### Written request
State the number of lines below in which the word "obtained" appears. Nothing else belongs in the answer.
— Begin Given entries —
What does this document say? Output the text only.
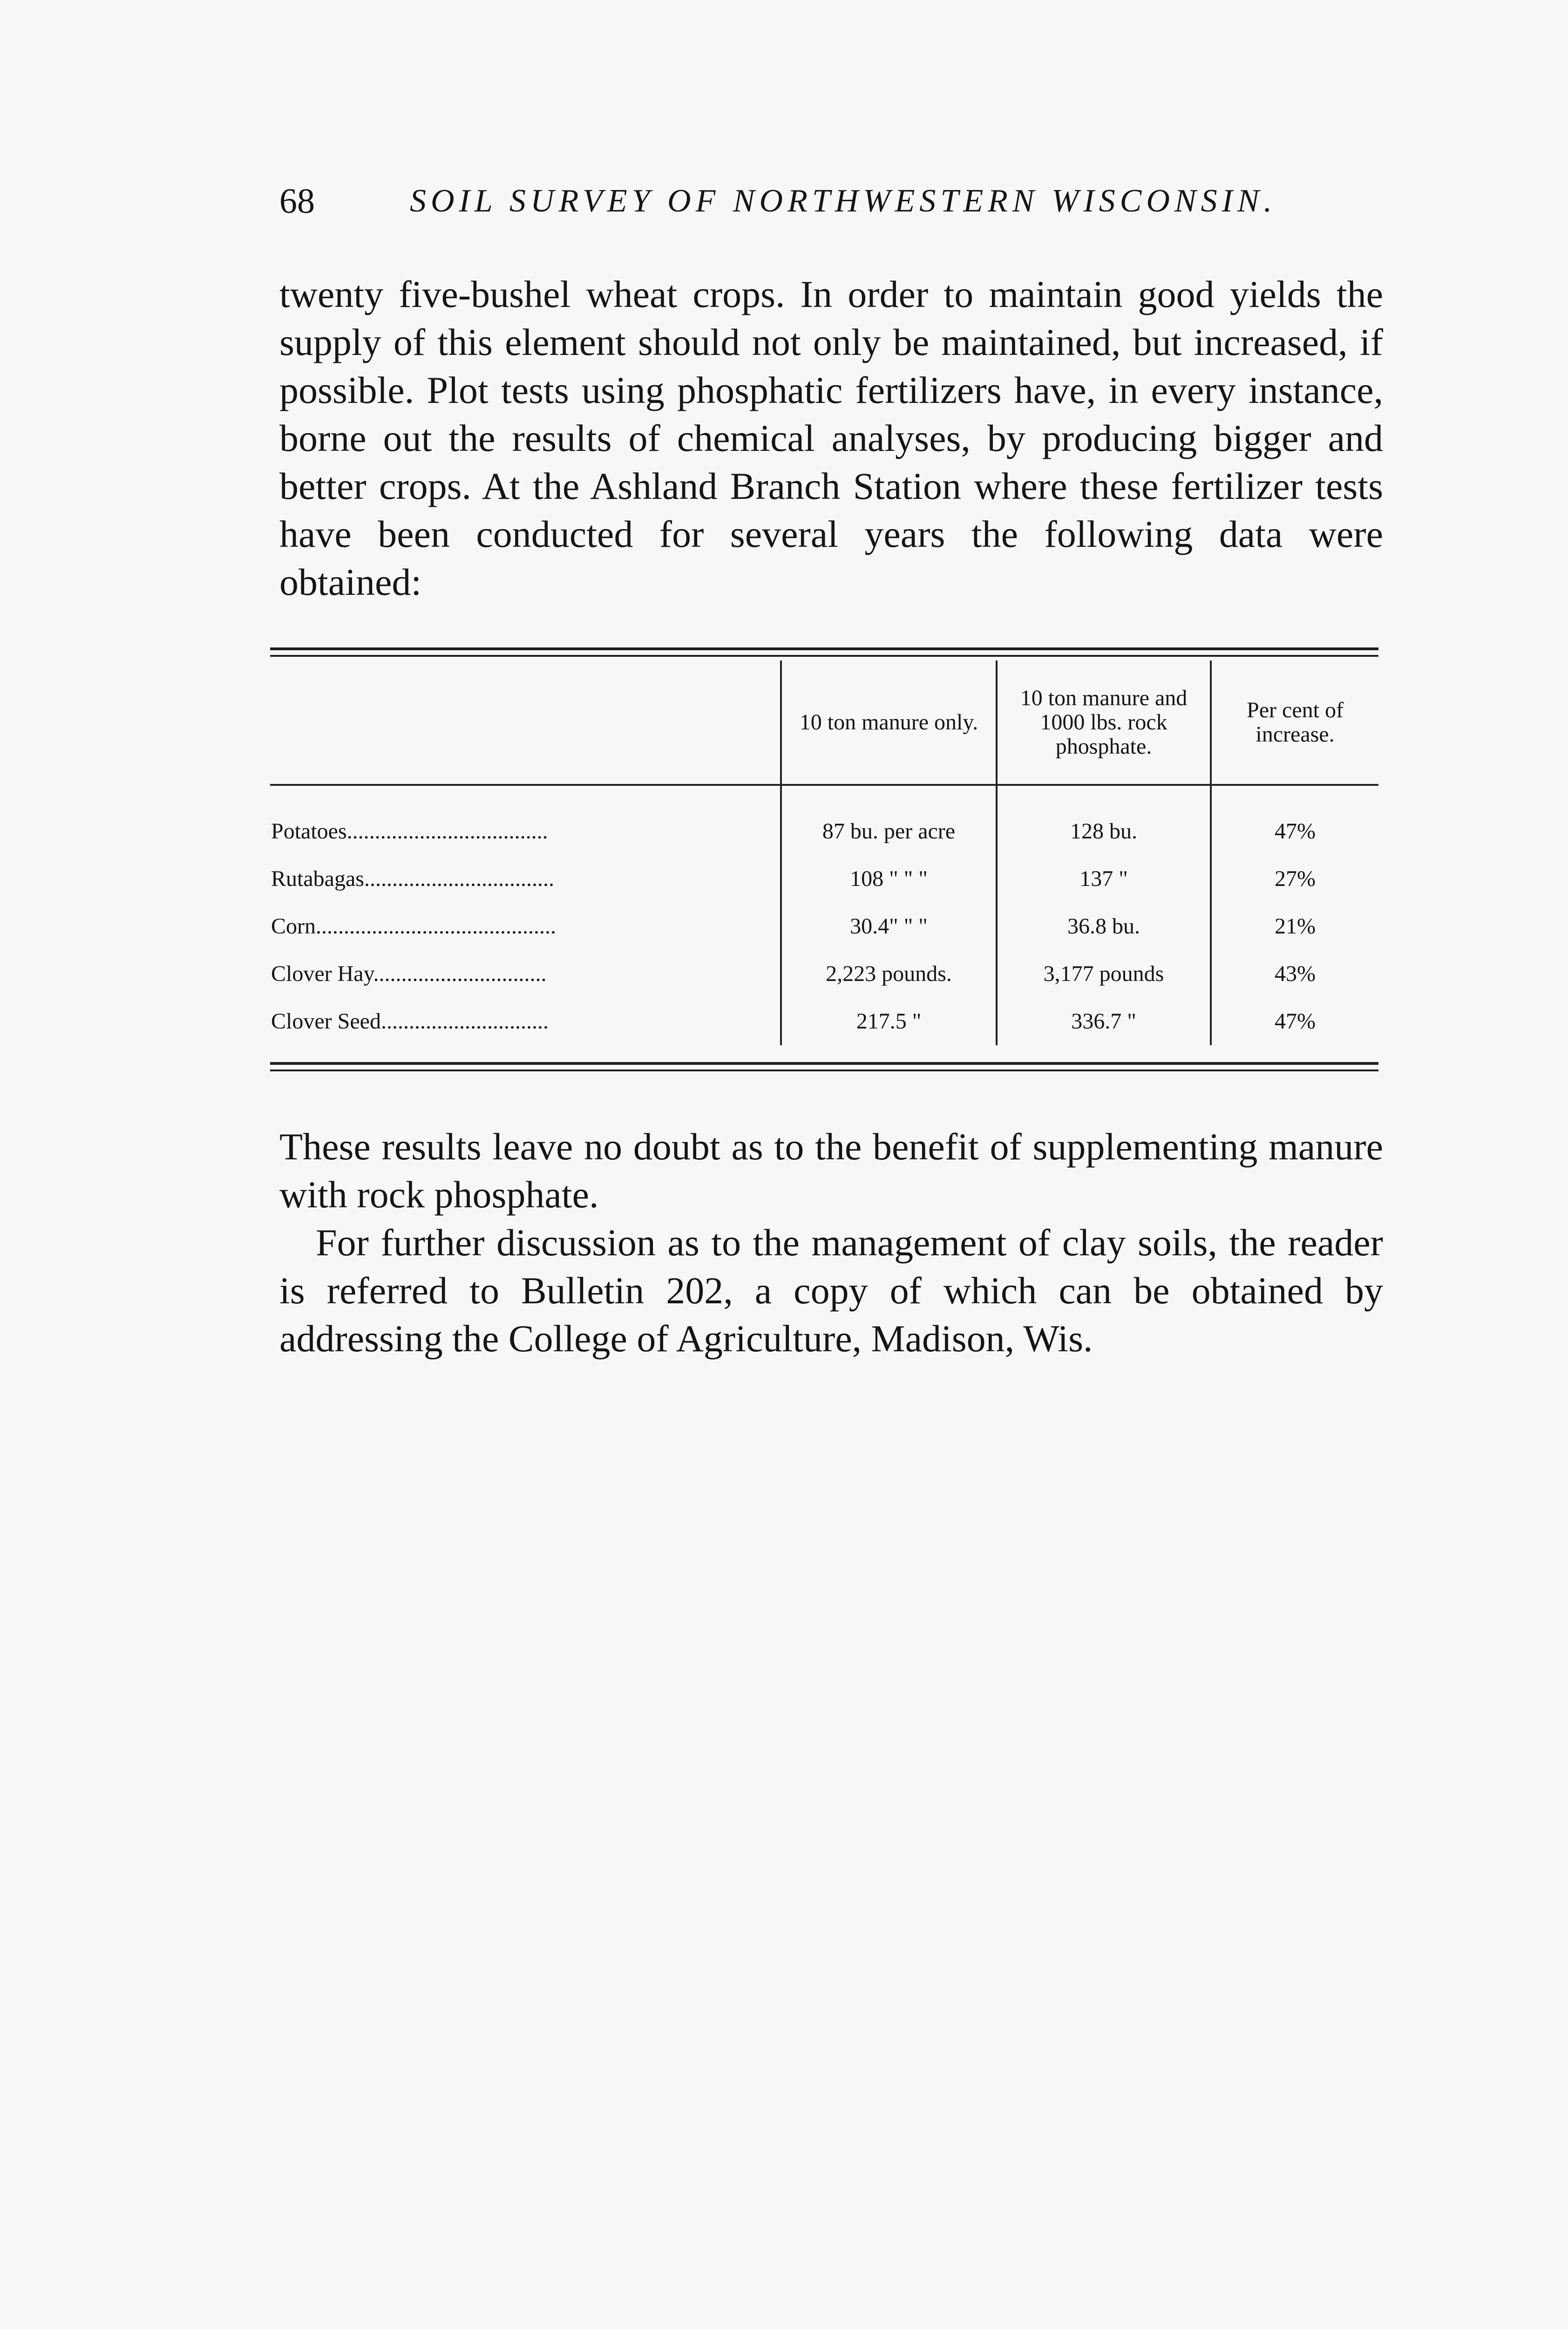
68	SOIL SURVEY OF NORTHWESTERN WISCONSIN.
twenty five-bushel wheat crops. In order to maintain good yields the supply of this element should not only be maintained, but increased, if possible. Plot tests using phosphatic fertilizers have, in every instance, borne out the results of chemical analyses, by producing bigger and better crops. At the Ashland Branch Station where these fertilizer tests have been conducted for several years the following data were obtained:
	10 ton manure only.	10 ton manure and 1000 lbs. rock phosphate.	Per cent of increase.
Potatoes....................................	87 bu. per acre	128 bu.	47%
Rutabagas..................................	108 " " "	137 "	27%
Corn...........................................	30.4" " "	36.8 bu.	21%
Clover Hay...............................	2,223 pounds.	3,177 pounds	43%
Clover Seed..............................	217.5 "	336.7 "	47%

These results leave no doubt as to the benefit of supplementing manure with rock phosphate.

For further discussion as to the management of clay soils, the reader is referred to Bulletin 202, a copy of which can be obtained by addressing the College of Agriculture, Madison, Wis.
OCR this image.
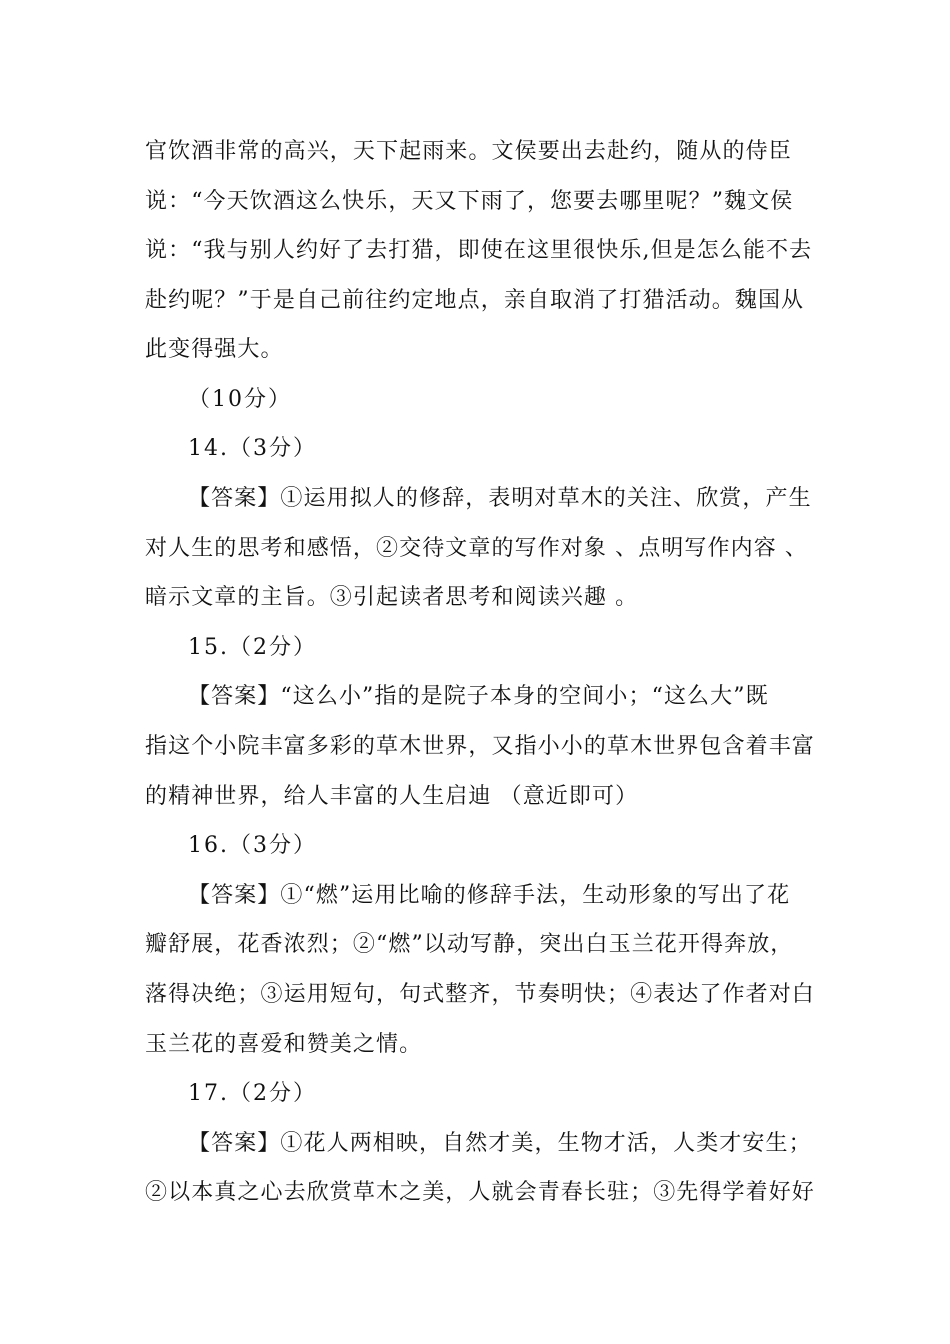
官饮酒非常的高兴，天下起雨来。文侯要出去赴约，随从的侍臣
说：“今天饮酒这么快乐，天又下雨了，您要去哪里呢？”魏文侯
说：“我与别人约好了去打猎，即使在这里很快乐,但是怎么能不去
赴约呢？”于是自己前往约定地点，亲自取消了打猎活动。魏国从
此变得强大。
（10分）
14.（3分）
【答案】①运用拟人的修辞，表明对草木的关注、欣赏，产生
对人生的思考和感悟，②交待文章的写作对象 、点明写作内容 、
暗示文章的主旨。③引起读者思考和阅读兴趣 。
15.（2分）
【答案】“这么小”指的是院子本身的空间小；“这么大”既
指这个小院丰富多彩的草木世界，又指小小的草木世界包含着丰富
的精神世界，给人丰富的人生启迪 （意近即可）
16.（3分）
【答案】①“燃”运用比喻的修辞手法，生动形象的写出了花
瓣舒展，花香浓烈；②“燃”以动写静，突出白玉兰花开得奔放，
落得决绝；③运用短句，句式整齐，节奏明快；④表达了作者对白
玉兰花的喜爱和赞美之情。
17.（2分）
【答案】①花人两相映，自然才美，生物才活，人类才安生；
②以本真之心去欣赏草木之美，人就会青春长驻；③先得学着好好
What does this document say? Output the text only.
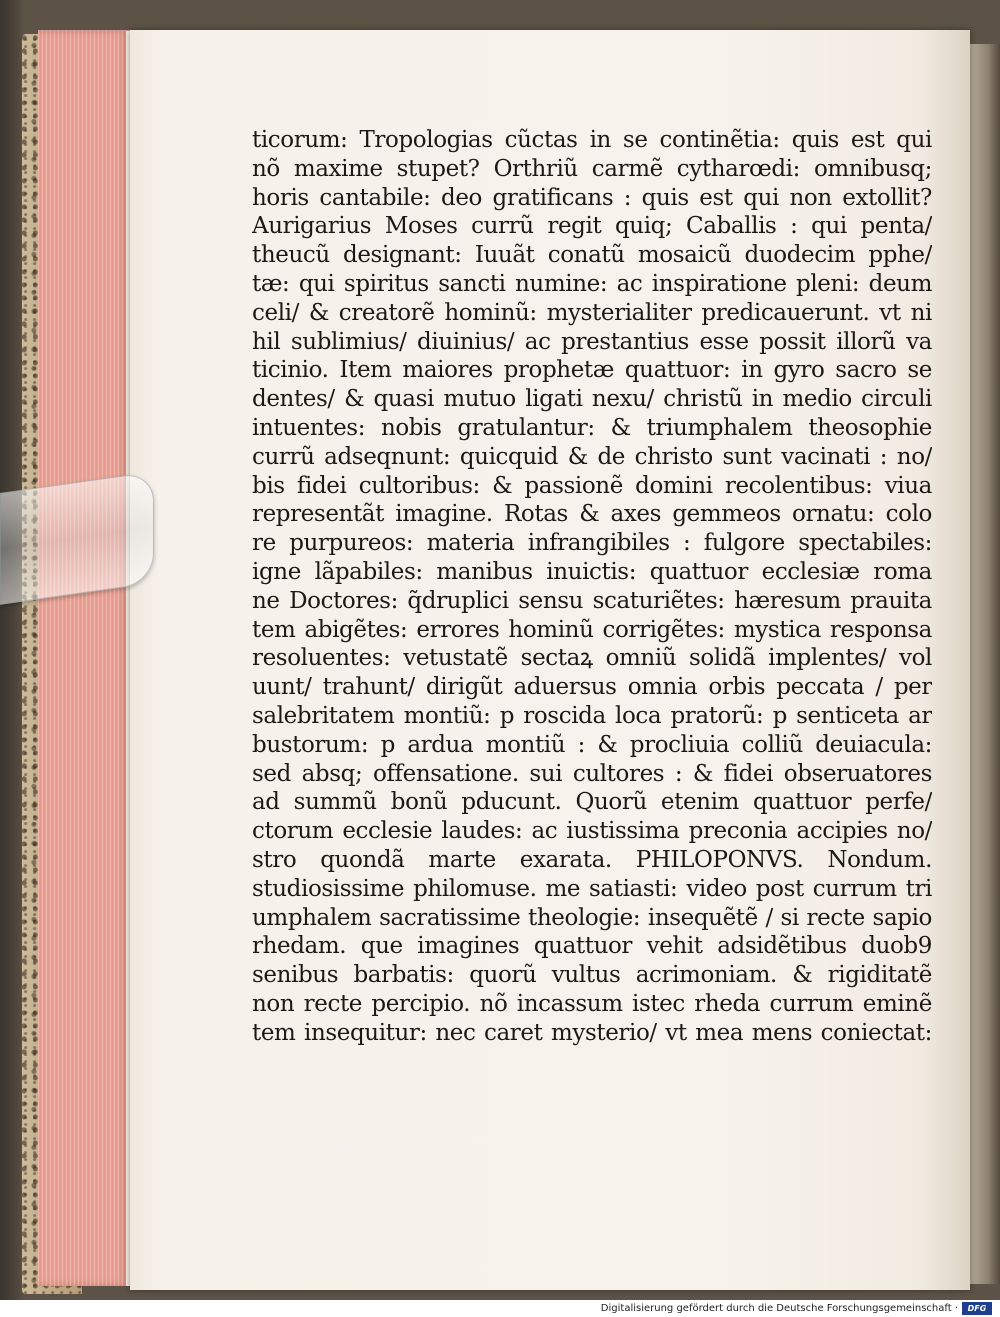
ticorum: Tropologias cũctas in se continẽtia: quis est qui
nõ maxime stupet? Orthriũ carmẽ cytharœdi: omnibusq;
horis cantabile: deo gratificans : quis est qui non extollit?
Aurigarius Moses currũ regit quiq; Caballis : qui penta/
theucũ designant: Iuuãt conatũ mosaicũ duodecim pphe/
tæ: qui spiritus sancti numine: ac inspiratione pleni: deum
celi/ & creatorẽ hominũ: mysterialiter predicauerunt. vt ni
hil sublimius/ diuinius/ ac prestantius esse possit illorũ va
ticinio. Item maiores prophetæ quattuor: in gyro sacro se
dentes/ & quasi mutuo ligati nexu/ christũ in medio circuli
intuentes: nobis gratulantur: & triumphalem theosophie
currũ adseqnunt: quicquid & de christo sunt vacinati : no/
bis fidei cultoribus: & passionẽ domini recolentibus: viua
representãt imagine. Rotas & axes gemmeos ornatu: colo
re purpureos: materia infrangibiles : fulgore spectabiles:
igne lãpabiles: manibus inuictis: quattuor ecclesiæ roma
ne Doctores: q̃druplici sensu scaturiẽtes: hæresum prauita
tem abigẽtes: errores hominũ corrigẽtes: mystica responsa
resoluentes: vetustatẽ sectaꝝ omniũ solidã implentes/ vol
uunt/ trahunt/ dirigũt aduersus omnia orbis peccata / per
salebritatem montiũ: p roscida loca pratorũ: p senticeta ar
bustorum: p ardua montiũ : & procliuia colliũ deuiacula:
sed absq; offensatione. sui cultores : & fidei obseruatores
ad summũ bonũ pducunt. Quorũ etenim quattuor perfe/
ctorum ecclesie laudes: ac iustissima preconia accipies no/
stro quondã marte exarata. PHILOPONVS. Nondum.
studiosissime philomuse. me satiasti: video post currum tri
umphalem sacratissime theologie: insequẽtẽ / si recte sapio
rhedam. que imagines quattuor vehit adsidẽtibus duob9
senibus barbatis: quorũ vultus acrimoniam. & rigiditatẽ
non recte percipio. nõ incassum istec rheda currum eminẽ
tem insequitur: nec caret mysterio/ vt mea mens coniectat:
Digitalisierung gefördert durch die Deutsche Forschungsgemeinschaft ·	DFG
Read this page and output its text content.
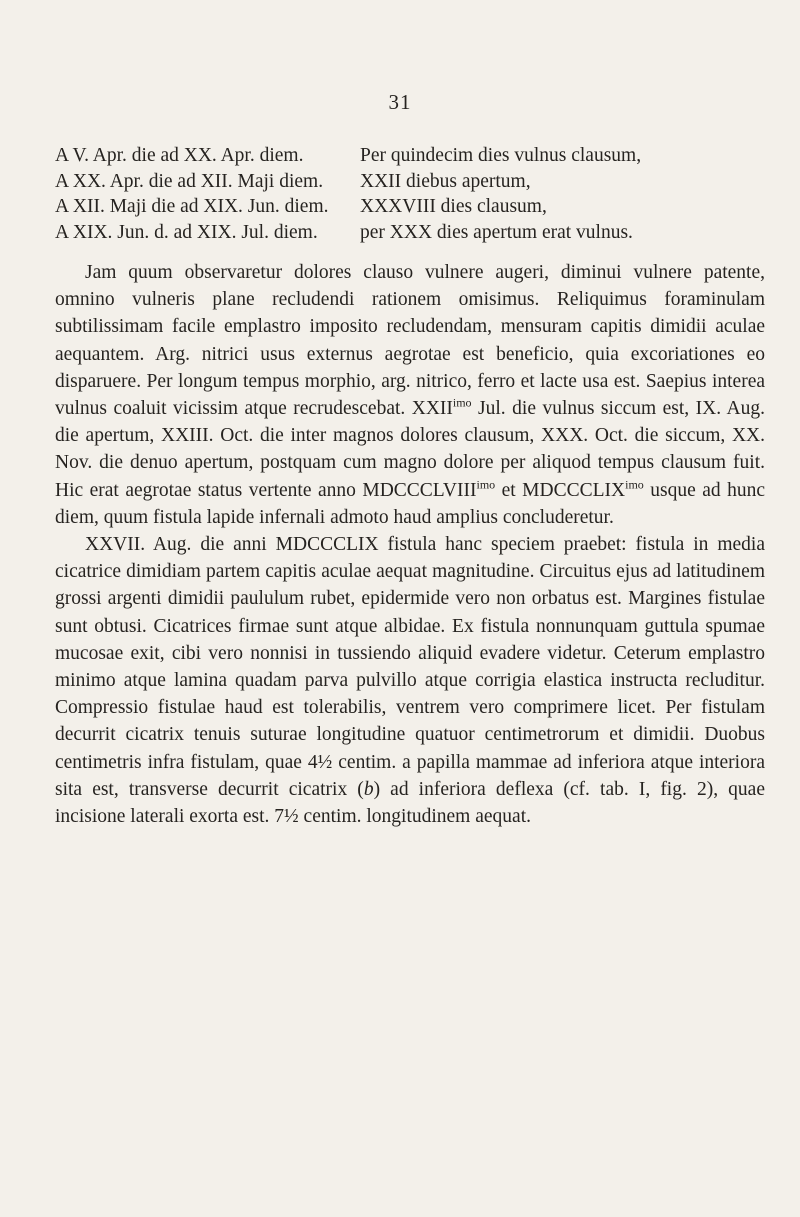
31
A V. Apr. die ad XX. Apr. diem.	Per quindecim dies vulnus clausum,
A XX. Apr. die ad XII. Maji diem.	XXII diebus apertum,
A XII. Maji die ad XIX. Jun. diem.	XXXVIII dies clausum,
A XIX. Jun. d. ad XIX. Jul. diem.	per XXX dies apertum erat vulnus.

Jam quum observaretur dolores clauso vulnere augeri, diminui vulnere patente, omnino vulneris plane recludendi rationem omisimus. Reliquimus foraminulam subtilissimam facile emplastro imposito recludendam, mensuram capitis dimidii aculae aequantem. Arg. nitrici usus externus aegrotae est beneficio, quia excoriationes eo disparuere. Per longum tempus morphio, arg. nitrico, ferro et lacte usa est. Saepius interea vulnus coaluit vicissim atque recrudescebat. $XXII^{imo}$ Jul. die vulnus siccum est, IX. Aug. die apertum, XXIII. Oct. die inter magnos dolores clausum, XXX. Oct. die siccum, XX. Nov. die denuo apertum, postquam cum magno dolore per aliquod tempus clausum fuit. Hic erat aegrotae status vertente anno $MDCCCLVIII^{imo}$ et $MDCCCLIX^{imo}$ usque ad hunc diem, quum fistula lapide infernali admoto haud amplius concluderetur.

XXVII. Aug. die anni MDCCCLIX fistula hanc speciem praebet: fistula in media cicatrice dimidiam partem capitis aculae aequat magnitudine. Circuitus ejus ad latitudinem grossi argenti dimidii paululum rubet, epidermide vero non orbatus est. Margines fistulae sunt obtusi. Cicatrices firmae sunt atque albidae. Ex fistula nonnunquam guttula spumae mucosae exit, cibi vero nonnisi in tussiendo aliquid evadere videtur. Ceterum emplastro minimo atque lamina quadam parva pulvillo atque corrigia elastica instructa recluditur. Compressio fistulae haud est tolerabilis, ventrem vero comprimere licet. Per fistulam decurrit cicatrix tenuis suturae longitudine quatuor centimetrorum et dimidii. Duobus centimetris infra fistulam, quae 4½ centim. a papilla mammae ad inferiora atque interiora sita est, transverse decurrit cicatrix (b) ad inferiora deflexa (cf. tab. I, fig. 2), quae incisione laterali exorta est. 7½ centim. longitudinem aequat.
— End Given entries —
### Result below
2